Among the entries below, count the lines where the string "Median" occurs, and give only the number.

MATERIAL SHOWN →

──────

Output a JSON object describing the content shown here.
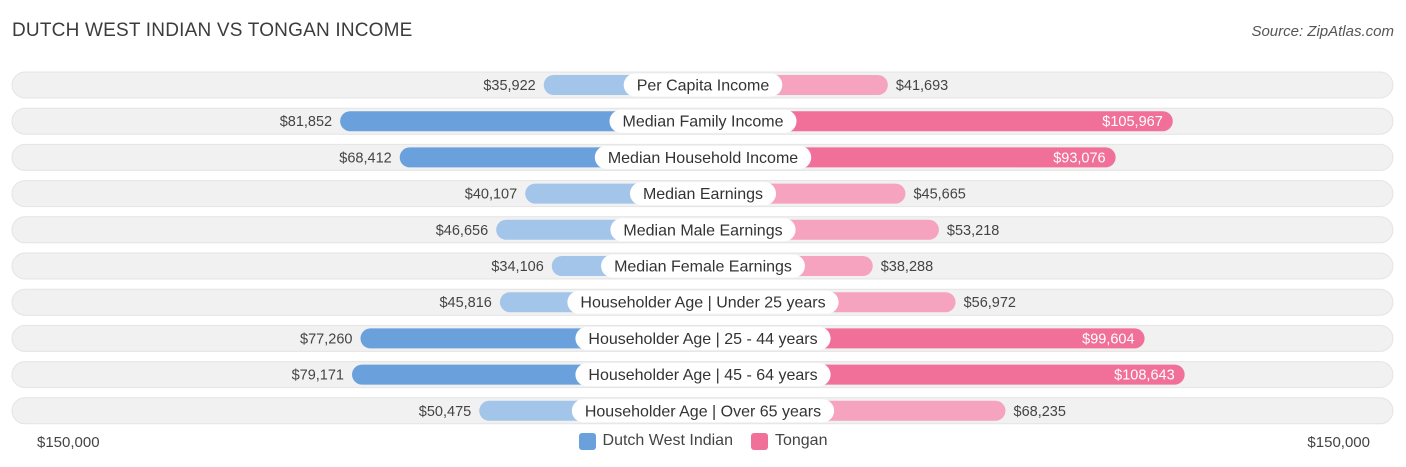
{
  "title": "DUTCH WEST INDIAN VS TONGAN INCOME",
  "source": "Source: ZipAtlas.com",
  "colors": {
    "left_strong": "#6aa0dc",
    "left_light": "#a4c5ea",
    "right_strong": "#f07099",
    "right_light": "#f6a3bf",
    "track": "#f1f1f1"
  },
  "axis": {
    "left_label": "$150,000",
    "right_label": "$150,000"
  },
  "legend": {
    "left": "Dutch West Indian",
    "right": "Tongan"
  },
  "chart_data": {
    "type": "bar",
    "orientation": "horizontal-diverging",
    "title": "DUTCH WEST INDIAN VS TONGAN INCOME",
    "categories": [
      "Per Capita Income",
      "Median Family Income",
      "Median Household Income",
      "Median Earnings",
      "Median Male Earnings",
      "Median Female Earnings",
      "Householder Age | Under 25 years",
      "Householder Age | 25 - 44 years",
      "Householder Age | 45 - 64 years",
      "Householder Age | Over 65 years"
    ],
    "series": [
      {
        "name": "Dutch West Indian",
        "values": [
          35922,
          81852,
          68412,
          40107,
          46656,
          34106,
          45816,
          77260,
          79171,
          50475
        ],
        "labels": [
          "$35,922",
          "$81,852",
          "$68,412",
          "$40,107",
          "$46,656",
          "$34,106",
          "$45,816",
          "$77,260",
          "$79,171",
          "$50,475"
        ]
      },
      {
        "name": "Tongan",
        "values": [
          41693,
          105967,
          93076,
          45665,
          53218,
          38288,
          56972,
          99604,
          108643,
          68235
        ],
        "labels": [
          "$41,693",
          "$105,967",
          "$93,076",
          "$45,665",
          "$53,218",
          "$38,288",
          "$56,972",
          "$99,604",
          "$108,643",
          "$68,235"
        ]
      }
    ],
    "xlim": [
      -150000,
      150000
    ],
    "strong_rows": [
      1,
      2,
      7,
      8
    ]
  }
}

──────

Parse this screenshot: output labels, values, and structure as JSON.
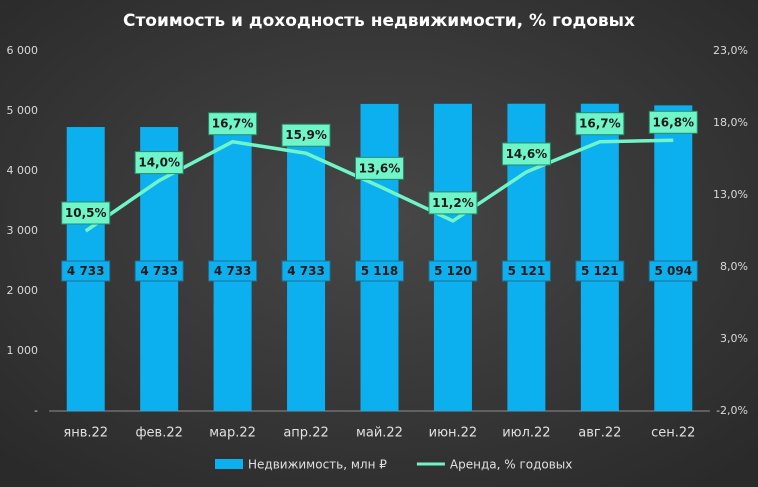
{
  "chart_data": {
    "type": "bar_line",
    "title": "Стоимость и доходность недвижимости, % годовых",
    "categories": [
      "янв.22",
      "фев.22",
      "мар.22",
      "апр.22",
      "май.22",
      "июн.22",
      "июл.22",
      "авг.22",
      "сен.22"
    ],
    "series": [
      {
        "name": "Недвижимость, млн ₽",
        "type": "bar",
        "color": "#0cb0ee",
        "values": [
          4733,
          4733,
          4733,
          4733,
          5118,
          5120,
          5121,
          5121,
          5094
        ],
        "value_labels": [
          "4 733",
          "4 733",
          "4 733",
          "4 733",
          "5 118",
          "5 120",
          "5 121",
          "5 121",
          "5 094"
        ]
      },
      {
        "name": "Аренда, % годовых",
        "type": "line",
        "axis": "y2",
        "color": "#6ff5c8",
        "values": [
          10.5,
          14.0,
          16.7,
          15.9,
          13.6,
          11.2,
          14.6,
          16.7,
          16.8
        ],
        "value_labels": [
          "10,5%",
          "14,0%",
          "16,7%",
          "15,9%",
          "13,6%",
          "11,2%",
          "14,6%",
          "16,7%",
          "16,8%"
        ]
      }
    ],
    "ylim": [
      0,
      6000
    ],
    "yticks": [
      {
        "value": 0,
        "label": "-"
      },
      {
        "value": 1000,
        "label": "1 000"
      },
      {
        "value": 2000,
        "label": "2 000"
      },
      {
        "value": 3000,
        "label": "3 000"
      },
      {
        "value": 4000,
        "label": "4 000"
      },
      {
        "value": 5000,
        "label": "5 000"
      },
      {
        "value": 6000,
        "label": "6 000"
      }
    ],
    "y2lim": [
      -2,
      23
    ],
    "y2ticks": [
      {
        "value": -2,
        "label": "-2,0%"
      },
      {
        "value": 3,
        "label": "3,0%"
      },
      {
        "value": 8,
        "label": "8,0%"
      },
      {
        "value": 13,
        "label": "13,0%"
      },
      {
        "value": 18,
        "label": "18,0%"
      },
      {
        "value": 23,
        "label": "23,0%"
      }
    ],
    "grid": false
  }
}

──────

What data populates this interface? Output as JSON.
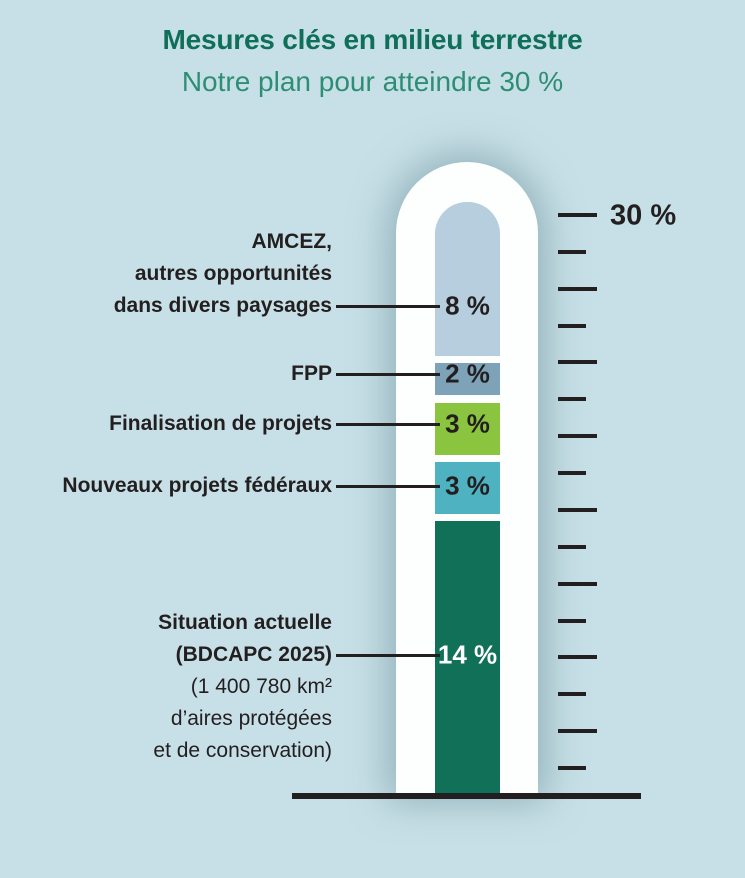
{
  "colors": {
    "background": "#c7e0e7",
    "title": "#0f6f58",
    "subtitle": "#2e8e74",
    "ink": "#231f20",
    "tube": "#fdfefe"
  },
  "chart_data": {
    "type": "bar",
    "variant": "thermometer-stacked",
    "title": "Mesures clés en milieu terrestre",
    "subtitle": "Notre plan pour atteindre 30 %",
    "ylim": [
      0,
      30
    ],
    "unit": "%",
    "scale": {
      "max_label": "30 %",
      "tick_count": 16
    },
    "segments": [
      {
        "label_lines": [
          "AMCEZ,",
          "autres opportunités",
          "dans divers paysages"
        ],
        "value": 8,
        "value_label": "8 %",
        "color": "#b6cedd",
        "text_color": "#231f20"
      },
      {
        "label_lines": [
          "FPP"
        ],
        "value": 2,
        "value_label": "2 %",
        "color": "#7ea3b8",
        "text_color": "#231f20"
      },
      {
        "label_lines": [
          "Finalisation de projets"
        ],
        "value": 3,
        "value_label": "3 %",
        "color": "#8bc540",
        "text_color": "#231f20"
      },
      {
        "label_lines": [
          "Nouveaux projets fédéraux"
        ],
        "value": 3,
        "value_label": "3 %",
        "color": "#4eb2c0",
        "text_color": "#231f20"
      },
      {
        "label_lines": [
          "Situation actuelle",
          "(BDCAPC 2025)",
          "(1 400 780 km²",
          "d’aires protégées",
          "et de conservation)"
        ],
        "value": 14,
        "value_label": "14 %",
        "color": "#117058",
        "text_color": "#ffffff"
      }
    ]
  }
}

──────

RESULT OF THE EXERCISE → 5